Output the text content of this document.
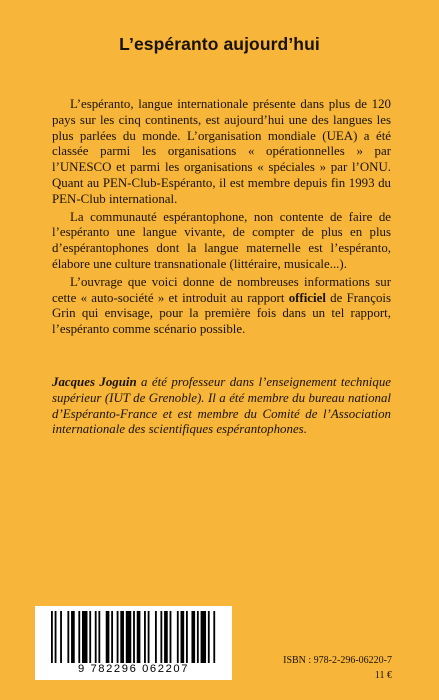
L’espéranto aujourd’hui

L’espéranto, langue internationale présente dans plus de 120 pays sur les cinq continents, est aujourd’hui une des langues les plus parlées du monde. L’organisation mondiale (UEA) a été classée parmi les organisations « opérationnelles » par l’UNESCO et parmi les organisations « spéciales » par l’ONU. Quant au PEN-Club-Espéranto, il est membre depuis fin 1993 du PEN-Club international.

La communauté espérantophone, non contente de faire de l’espéranto une langue vivante, de compter de plus en plus d’espérantophones dont la langue maternelle est l’espéranto, élabore une culture transnationale (littéraire, musicale...).

L’ouvrage que voici donne de nombreuses informations sur cette « auto-société » et introduit au rapport officiel de François Grin qui envisage, pour la première fois dans un tel rapport, l’espéranto comme scénario possible.

Jacques Joguin a été professeur dans l’enseignement technique supérieur (IUT de Grenoble). Il a été membre du bureau national d’Espéranto-France et est membre du Comité de l’Association internationale des scientifiques espérantophones.

9 782296 062207
ISBN : 978-2-296-06220-7
11 €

__________________________________________________

All records must be output exactly as they are, except for the pictures, which are left out.

Output the text content of this document.
L’espéranto aujourd’hui

L’espéranto, langue internationale présente dans plus de 120 pays sur les cinq continents, est aujourd’hui une des langues les plus parlées du monde. L’organisation mondiale (UEA) a été classée parmi les organisations « opérationnelles » par l’UNESCO et parmi les organisations « spéciales » par l’ONU. Quant au PEN-Club-Espéranto, il est membre depuis fin 1993 du PEN-Club international.

La communauté espérantophone, non contente de faire de l’espéranto une langue vivante, de compter de plus en plus d’espérantophones dont la langue maternelle est l’espéranto, élabore une culture transnationale (littéraire, musicale...).

L’ouvrage que voici donne de nombreuses informations sur cette « auto-société » et introduit au rapport officiel de François Grin qui envisage, pour la première fois dans un tel rapport, l’espéranto comme scénario possible.

Jacques Joguin a été professeur dans l’enseignement technique supérieur (IUT de Grenoble). Il a été membre du bureau national d’Espéranto-France et est membre du Comité de l’Association internationale des scientifiques espérantophones.

9 782296 062207
ISBN : 978-2-296-06220-7
11 €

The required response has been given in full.